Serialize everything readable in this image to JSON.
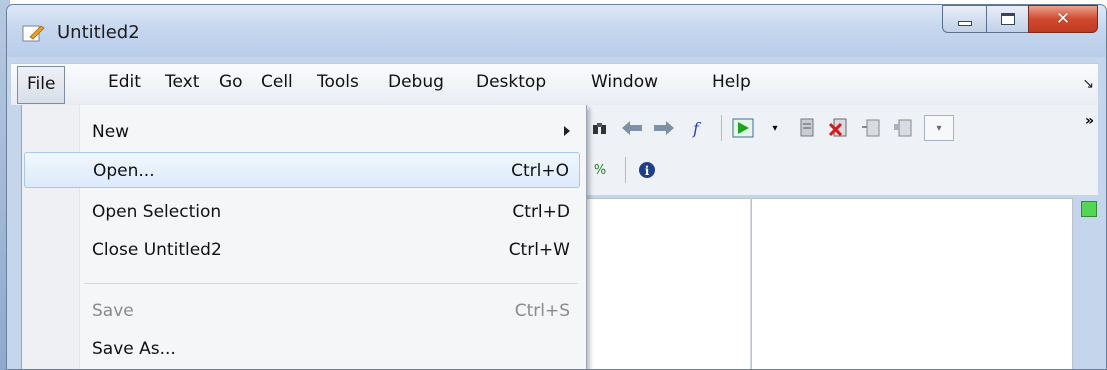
{
  "window": {
    "title": "Untitled2",
    "icon": "editor-document-icon",
    "controls": {
      "minimize": "minimize-icon",
      "maximize": "maximize-icon",
      "close": "✕"
    }
  },
  "menubar": {
    "items": [
      "File",
      "Edit",
      "Text",
      "Go",
      "Cell",
      "Tools",
      "Debug",
      "Desktop",
      "Window",
      "Help"
    ],
    "active": "File",
    "dock_arrow": "↘"
  },
  "file_menu": {
    "items": [
      {
        "label": "New",
        "shortcut": "",
        "submenu": true,
        "enabled": true
      },
      {
        "label": "Open...",
        "shortcut": "Ctrl+O",
        "enabled": true,
        "highlighted": true
      },
      {
        "label": "Open Selection",
        "shortcut": "Ctrl+D",
        "enabled": true
      },
      {
        "label": "Close Untitled2",
        "shortcut": "Ctrl+W",
        "enabled": true
      },
      {
        "label": "Save",
        "shortcut": "Ctrl+S",
        "enabled": false
      },
      {
        "label": "Save As...",
        "shortcut": "",
        "enabled": true
      }
    ]
  },
  "toolbar": {
    "row1_icons": [
      "find-icon",
      "back-arrow-icon",
      "forward-arrow-icon",
      "function-icon",
      "run-icon",
      "run-dropdown-icon",
      "step-icon",
      "clear-breakpoint-icon",
      "step-in-icon",
      "step-out-icon",
      "stack-combo-icon"
    ],
    "overflow": "»",
    "row2_icons": [
      "cell-percent-icon",
      "info-icon"
    ]
  },
  "colors": {
    "title_bar": "#c6d7ee",
    "close_button": "#cf4a2f",
    "menu_highlight": "#dbeafb",
    "green_indicator": "#53d653"
  }
}
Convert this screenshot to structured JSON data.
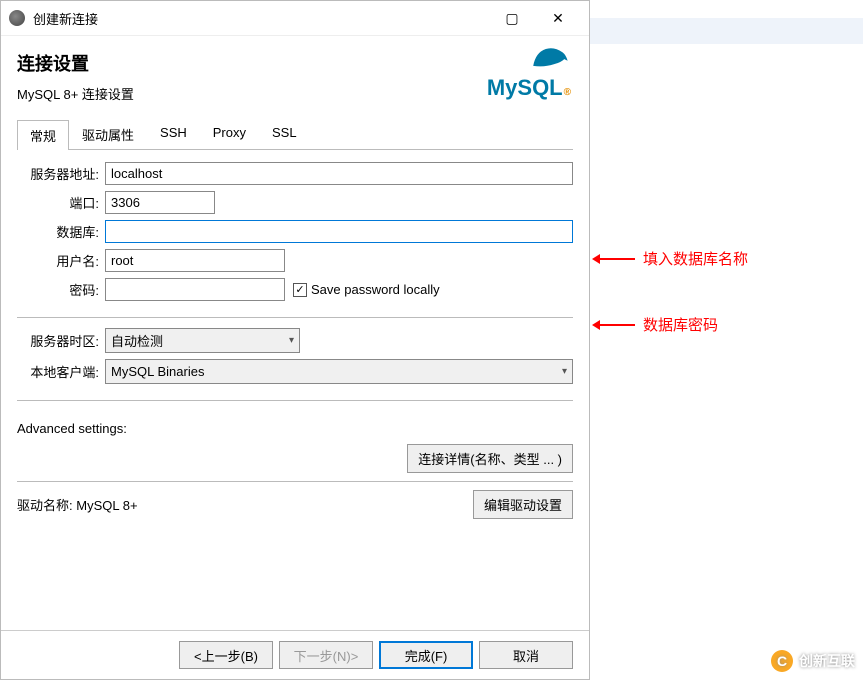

----------

### TASK GOAL
What number of lines in the records contain the word "this"? Answer with that number alone.

### THE RESULT
2